◆ **REQUIRED WORK**:
(a) Name every specific location that the article on the 1973 documentary Manson says appears in the film's original footage.
(b) Proceed with the article on the 1973 documentary Manson from its final sentence onward.

--- begin SOURCE EXTRACT ---

- Film poster
- Directed by: Robert Hendrickson; Laurence Merrick;
- Written by: Joan Huntington; Laurence Merrick;
- Produced by: Robert Hendrickson; Laurence Merrick;
- Starring: Charles Manson; The Family;
- Narrated by: Jess Pearson
- Cinematography: Jack Beckett; Leo Rivers;
- Edited by: Clancy Syrko
- Music by: Brooks Poston; Paul Watkins;
- Distributed by: American International Pictures
- Release date: January 1973;
- Running time: 83 minutes
- Country: United States
- Language: English

= Manson (film) =

1973 documentary film by Laurence Merrick and Robert Hendrickson

Manson is a 1973 documentary film by Robert Hendrickson and Laurence Merrick about American criminal and cult leader Charles Manson and his followers, known as "The Family". Narrated by Jess Pearson, the film explores the origins of Manson and his disciples, and the lead-up and events of the Tate–LaBianca murders. It was initially distributed by American International Pictures, with re-releases handled by Tobann International Films.

== Content ==
The film deals with the "Manson family" and has many interviews with the members of the group, including Charles Manson, "Squeaky" Fromme, and Sandra Good. It contains original footage of the Manson Family at their Spahn Ranch compound, Devil's Canyon, their Barker Ranch hideout in Death Valley, the Hall of Justice in Los Angeles and various other locations.

== Post release ==
When "Squeaky" Fromme attempted to assassinate President Gerald Ford in 1975, the Manson film was banned by United States district court Judge Thomas McBride in order to preserve Fromme's constitutional right to a fair and speedy trial. Robert Hendrickson's freedom of speech was thus set aside and the matter was taken by the ACLU to the Supreme Court.

--- end SOURCE EXTRACT ---
--- begin STORED RECORDS ---

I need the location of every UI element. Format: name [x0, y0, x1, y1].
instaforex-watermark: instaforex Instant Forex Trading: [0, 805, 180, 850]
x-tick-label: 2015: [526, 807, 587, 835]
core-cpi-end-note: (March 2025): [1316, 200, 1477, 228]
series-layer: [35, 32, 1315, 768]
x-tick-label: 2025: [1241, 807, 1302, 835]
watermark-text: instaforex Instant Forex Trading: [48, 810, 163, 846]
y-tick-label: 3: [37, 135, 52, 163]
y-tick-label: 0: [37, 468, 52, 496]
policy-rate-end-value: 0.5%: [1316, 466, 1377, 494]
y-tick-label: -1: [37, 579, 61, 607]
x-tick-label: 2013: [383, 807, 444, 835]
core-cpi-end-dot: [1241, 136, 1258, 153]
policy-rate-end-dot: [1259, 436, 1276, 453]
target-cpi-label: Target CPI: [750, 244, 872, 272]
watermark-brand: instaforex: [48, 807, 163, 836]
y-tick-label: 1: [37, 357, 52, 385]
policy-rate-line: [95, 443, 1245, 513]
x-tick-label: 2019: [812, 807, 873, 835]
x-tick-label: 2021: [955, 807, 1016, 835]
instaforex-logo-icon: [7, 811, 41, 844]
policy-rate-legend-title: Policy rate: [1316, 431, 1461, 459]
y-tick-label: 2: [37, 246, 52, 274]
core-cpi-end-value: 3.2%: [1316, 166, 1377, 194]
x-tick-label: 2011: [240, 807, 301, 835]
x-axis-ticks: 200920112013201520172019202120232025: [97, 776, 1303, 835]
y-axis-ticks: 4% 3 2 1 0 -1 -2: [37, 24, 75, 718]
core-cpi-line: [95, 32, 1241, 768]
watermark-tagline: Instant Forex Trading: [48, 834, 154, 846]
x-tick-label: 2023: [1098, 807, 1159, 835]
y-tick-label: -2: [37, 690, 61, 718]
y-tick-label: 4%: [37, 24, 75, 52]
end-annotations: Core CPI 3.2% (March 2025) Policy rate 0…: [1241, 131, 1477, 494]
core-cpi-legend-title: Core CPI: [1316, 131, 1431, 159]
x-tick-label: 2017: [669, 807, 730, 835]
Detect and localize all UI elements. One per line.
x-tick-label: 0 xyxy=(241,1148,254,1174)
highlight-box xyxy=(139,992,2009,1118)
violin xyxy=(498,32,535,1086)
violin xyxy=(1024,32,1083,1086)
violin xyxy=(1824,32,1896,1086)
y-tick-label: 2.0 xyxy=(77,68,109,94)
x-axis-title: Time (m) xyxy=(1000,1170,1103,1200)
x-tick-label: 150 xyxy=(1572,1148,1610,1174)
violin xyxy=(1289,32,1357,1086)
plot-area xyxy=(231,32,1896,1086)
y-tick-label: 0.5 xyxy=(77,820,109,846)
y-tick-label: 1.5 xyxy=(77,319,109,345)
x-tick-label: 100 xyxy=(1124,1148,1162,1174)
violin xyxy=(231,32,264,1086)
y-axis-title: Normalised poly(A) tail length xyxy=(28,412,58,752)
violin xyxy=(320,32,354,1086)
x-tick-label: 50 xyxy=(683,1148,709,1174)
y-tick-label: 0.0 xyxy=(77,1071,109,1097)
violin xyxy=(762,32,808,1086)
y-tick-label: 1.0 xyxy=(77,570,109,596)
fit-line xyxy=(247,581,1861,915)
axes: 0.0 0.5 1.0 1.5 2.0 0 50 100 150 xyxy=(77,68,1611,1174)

--- end STORED RECORDS ---

◆ **ANSWERS**:
(a) Spahn Ranch compound, Devil's Canyon, Barker Ranch hideout in Death Valley, Hall of Justice in Los Angeles

(b)
Soundtrack music for the film was created by Brooks Poston and Paul Watkins, two former Manson associates. As well, music performed by the Manson Family can also be heard on the soundtrack.

==Accolades==
It was nominated for an Academy Award for Best Documentary Feature.

== Home video ==

The film was released legitimately on VHS in 1987, but because of an alleged mafia plot Hendrickson spent much of the 1990s suing eBay for allowing bootleg dvd copies of the film to be released. The film has been released and sold in limited copies on DVD signed by Hendrickson on Amazon before his death in 2016.

==Legacy==
The film has been sampled in popular music, most notably in the opening track 742617000027 from Slipknot’s self-titled 1999 album. The track features the line “The whole thing, I think it’s sick,” taken from the film's interview with Corey Hurst, a former cellmate of Manson family member Susan Atkins.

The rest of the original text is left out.